**TASK STATEMENT**. Check each line of the records below for the string "Juli", then state how many lines contain it, with no other output.
----
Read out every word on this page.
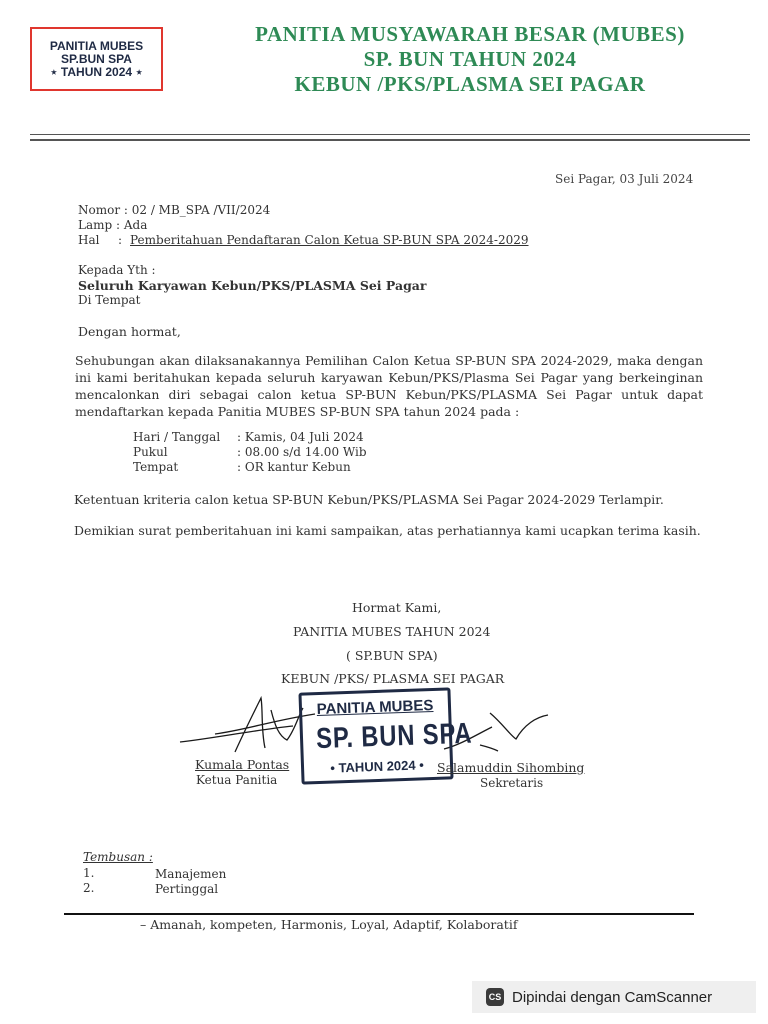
PANITIA MUBES
SP.BUN SPA
⋆ TAHUN 2024 ⋆
PANITIA MUSYAWARAH BESAR (MUBES)
SP. BUN TAHUN 2024
KEBUN /PKS/PLASMA SEI PAGAR
Sei Pagar, 03 Juli 2024
Nomor : 02 / MB_SPA /VII/2024
Lamp : Ada
Hal : Pemberitahuan Pendaftaran Calon Ketua SP-BUN SPA 2024-2029
Kepada Yth :
Seluruh Karyawan Kebun/PKS/PLASMA Sei Pagar
Di Tempat
Dengan hormat,
Sehubungan akan dilaksanakannya Pemilihan Calon Ketua SP-BUN SPA 2024-2029, maka dengan ini kami beritahukan kepada seluruh karyawan Kebun/PKS/Plasma Sei Pagar yang berkeinginan mencalonkan diri sebagai calon ketua SP-BUN Kebun/PKS/PLASMA Sei Pagar untuk dapat mendaftarkan kepada Panitia MUBES SP-BUN SPA tahun 2024 pada :
Hari / Tanggal : Kamis, 04 Juli 2024
Pukul	: 08.00 s/d 14.00 Wib
Tempat	: OR kantur Kebun
Ketentuan kriteria calon ketua SP-BUN Kebun/PKS/PLASMA Sei Pagar 2024-2029 Terlampir.
Demikian surat pemberitahuan ini kami sampaikan, atas perhatiannya kami ucapkan terima kasih.
Hormat Kami,
PANITIA MUBES TAHUN 2024
( SP.BUN SPA)
KEBUN /PKS/ PLASMA SEI PAGAR
PANITIA MUBES
SP. BUN SPA
• TAHUN 2024 •
Kumala Pontas
Ketua Panitia
Salamuddin Sihombing
Sekretaris
Tembusan :
1.	Manajemen
2.	Pertinggal
– Amanah, kompeten, Harmonis, Loyal, Adaptif, Kolaboratif
CS Dipindai dengan CamScanner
----
**SOLUTION**. 2